───── STORED DATA ─────
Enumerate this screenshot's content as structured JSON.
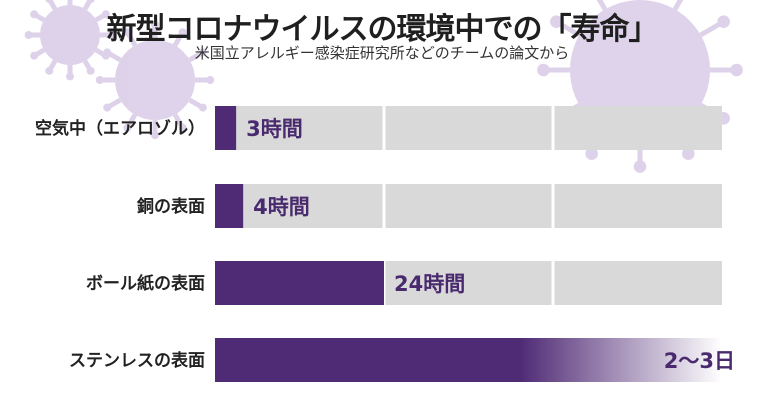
{
  "title": "新型コロナウイルスの環境中での「寿命」",
  "subtitle": "米国立アレルギー感染症研究所などのチームの論文から",
  "colors": {
    "bar": "#4f2a75",
    "track": "#d9d9d9",
    "grid": "#ffffff",
    "virus": "#c9b5dc"
  },
  "chart_data": {
    "type": "bar",
    "orientation": "horizontal",
    "unit": "hours",
    "categories": [
      "空気中（エアロゾル）",
      "銅の表面",
      "ボール紙の表面",
      "ステンレスの表面"
    ],
    "values": [
      3,
      4,
      24,
      72
    ],
    "value_labels": [
      "3時間",
      "4時間",
      "24時間",
      "2〜3日"
    ],
    "xlim": [
      0,
      72
    ],
    "grid": true,
    "legend": "none"
  }
}
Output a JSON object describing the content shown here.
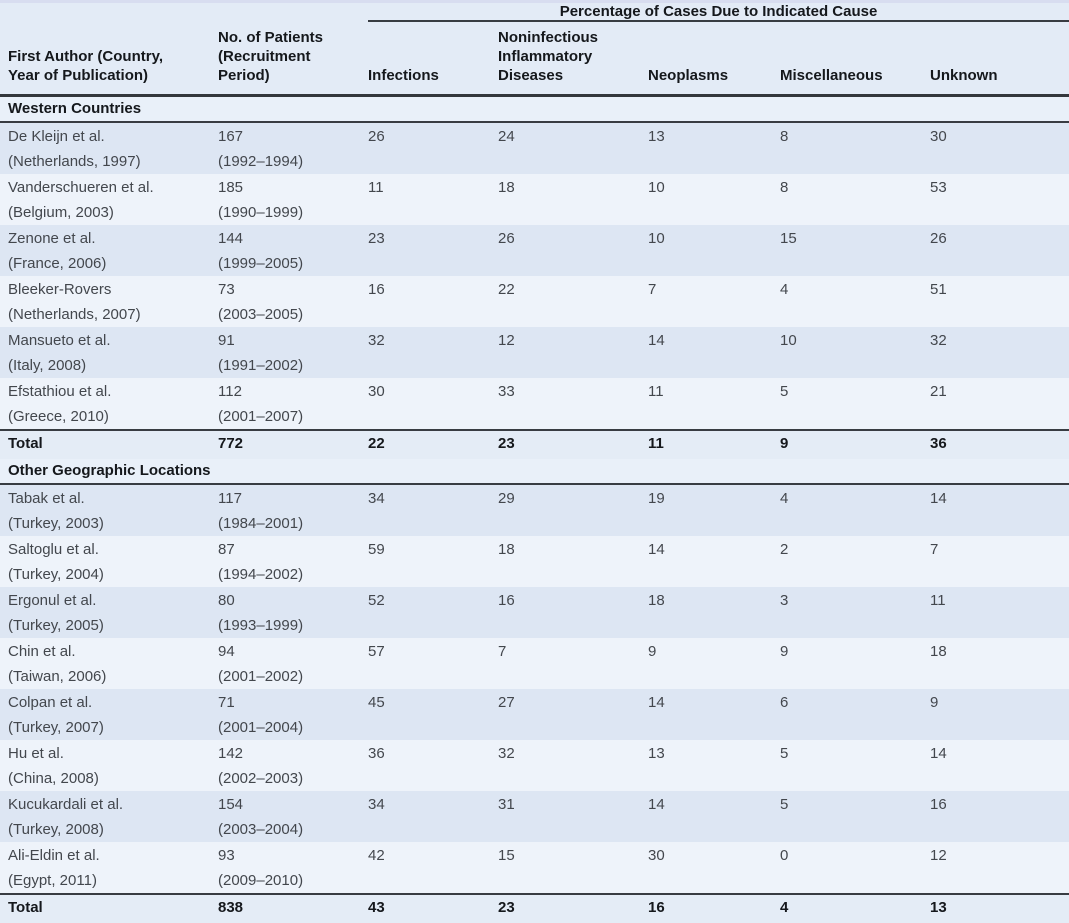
─────
◆ REQUIRED ACTION: I need the entries printed exactly, with each picture left out.

◆ EXERCISE OUTPUT:
Enumerate this screenshot's content as structured JSON.
{
  "title": "新型コロナウイルスの環境中での「寿命」",
  "subtitle": "米国立アレルギー感染症研究所などのチームの論文から",
  "colors": {
    "bar": "#4f2a75",
    "track": "#d9d9d9",
    "grid": "#ffffff",
    "virus": "#c9b5dc"
  },
  "chart_data": {
    "type": "bar",
    "orientation": "horizontal",
    "unit": "hours",
    "categories": [
      "空気中（エアロゾル）",
      "銅の表面",
      "ボール紙の表面",
      "ステンレスの表面"
    ],
    "values": [
      3,
      4,
      24,
      72
    ],
    "value_labels": [
      "3時間",
      "4時間",
      "24時間",
      "2〜3日"
    ],
    "xlim": [
      0,
      72
    ],
    "grid": true,
    "legend": "none"
  }
}
Output a JSON object describing the content shown here.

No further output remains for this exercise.